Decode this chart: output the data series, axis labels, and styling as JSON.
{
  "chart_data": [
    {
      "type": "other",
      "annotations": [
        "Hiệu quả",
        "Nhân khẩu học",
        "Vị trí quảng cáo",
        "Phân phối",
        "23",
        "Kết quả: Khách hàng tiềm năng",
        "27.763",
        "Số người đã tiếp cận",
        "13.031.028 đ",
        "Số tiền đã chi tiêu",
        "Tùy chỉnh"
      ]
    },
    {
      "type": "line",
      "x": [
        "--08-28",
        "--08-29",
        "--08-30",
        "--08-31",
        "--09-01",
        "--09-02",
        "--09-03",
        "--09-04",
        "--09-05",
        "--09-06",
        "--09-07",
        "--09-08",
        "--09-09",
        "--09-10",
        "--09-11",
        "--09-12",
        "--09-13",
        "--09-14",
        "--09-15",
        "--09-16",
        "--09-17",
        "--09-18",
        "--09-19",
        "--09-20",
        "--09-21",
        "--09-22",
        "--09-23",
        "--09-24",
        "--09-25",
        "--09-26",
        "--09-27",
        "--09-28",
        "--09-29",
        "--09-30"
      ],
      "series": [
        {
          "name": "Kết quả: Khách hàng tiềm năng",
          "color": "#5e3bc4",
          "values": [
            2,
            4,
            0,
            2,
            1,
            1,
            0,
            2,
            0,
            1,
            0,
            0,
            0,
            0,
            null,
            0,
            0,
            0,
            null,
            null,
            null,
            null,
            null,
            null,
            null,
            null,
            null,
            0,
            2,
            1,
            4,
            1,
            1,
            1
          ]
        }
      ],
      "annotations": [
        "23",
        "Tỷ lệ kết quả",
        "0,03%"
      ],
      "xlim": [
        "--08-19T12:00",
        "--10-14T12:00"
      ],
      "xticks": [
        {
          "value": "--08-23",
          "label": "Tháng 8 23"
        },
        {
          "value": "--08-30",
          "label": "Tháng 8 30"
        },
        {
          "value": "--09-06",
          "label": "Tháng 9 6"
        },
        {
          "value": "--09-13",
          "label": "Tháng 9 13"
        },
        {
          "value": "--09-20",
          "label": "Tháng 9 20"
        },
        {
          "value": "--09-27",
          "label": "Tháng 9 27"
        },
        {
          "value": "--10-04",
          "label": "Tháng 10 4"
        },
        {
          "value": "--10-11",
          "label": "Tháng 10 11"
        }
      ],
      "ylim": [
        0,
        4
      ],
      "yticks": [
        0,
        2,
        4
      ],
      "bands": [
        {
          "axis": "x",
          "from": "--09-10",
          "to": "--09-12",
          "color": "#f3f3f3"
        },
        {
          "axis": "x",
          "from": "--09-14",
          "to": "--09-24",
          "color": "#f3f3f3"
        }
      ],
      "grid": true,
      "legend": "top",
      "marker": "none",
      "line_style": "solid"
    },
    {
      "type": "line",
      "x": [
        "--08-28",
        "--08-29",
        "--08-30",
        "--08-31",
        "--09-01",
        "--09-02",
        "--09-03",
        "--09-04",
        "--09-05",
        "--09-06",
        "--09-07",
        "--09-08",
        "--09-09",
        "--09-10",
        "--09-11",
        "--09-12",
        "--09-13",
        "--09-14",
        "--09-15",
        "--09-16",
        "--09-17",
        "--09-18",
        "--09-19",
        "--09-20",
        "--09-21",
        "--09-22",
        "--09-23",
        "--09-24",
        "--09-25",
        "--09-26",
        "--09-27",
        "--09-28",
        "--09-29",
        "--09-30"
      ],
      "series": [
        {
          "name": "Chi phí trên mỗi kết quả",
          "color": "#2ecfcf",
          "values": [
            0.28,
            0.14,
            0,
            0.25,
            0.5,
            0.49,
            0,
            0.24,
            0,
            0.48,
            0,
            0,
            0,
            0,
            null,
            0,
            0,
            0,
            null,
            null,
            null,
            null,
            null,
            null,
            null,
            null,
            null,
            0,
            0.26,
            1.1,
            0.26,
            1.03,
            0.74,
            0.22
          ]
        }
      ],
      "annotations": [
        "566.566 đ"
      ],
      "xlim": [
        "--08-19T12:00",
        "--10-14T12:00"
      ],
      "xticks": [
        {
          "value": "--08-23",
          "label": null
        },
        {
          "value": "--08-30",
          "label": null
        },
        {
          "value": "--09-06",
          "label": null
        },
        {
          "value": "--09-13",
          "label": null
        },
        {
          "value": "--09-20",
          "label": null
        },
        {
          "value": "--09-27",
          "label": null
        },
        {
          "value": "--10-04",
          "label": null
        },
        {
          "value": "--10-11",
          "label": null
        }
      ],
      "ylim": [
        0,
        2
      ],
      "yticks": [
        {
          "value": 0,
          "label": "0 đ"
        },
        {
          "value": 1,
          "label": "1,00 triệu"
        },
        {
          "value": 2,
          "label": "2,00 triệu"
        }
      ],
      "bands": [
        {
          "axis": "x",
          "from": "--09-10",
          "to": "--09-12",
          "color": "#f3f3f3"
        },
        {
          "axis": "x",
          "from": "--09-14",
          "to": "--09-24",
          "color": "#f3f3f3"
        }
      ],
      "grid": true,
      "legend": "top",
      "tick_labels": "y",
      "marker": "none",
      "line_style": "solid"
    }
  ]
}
---
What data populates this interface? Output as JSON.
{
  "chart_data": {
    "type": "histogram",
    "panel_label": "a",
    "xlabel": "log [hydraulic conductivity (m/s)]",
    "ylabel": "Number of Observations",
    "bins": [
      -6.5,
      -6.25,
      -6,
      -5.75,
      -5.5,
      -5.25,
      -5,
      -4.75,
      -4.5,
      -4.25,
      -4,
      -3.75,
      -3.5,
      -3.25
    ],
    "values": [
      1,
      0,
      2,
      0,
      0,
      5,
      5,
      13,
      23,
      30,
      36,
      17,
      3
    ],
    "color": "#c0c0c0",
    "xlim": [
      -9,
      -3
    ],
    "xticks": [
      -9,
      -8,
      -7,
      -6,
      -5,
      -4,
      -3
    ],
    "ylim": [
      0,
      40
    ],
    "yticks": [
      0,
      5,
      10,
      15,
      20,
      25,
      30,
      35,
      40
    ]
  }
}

» What to produce: Copy every line from the records above that contains the word "type".

» Solution to the exercise:
      "type": "other",
      "type": "line",
      "type": "line",
    "type": "histogram",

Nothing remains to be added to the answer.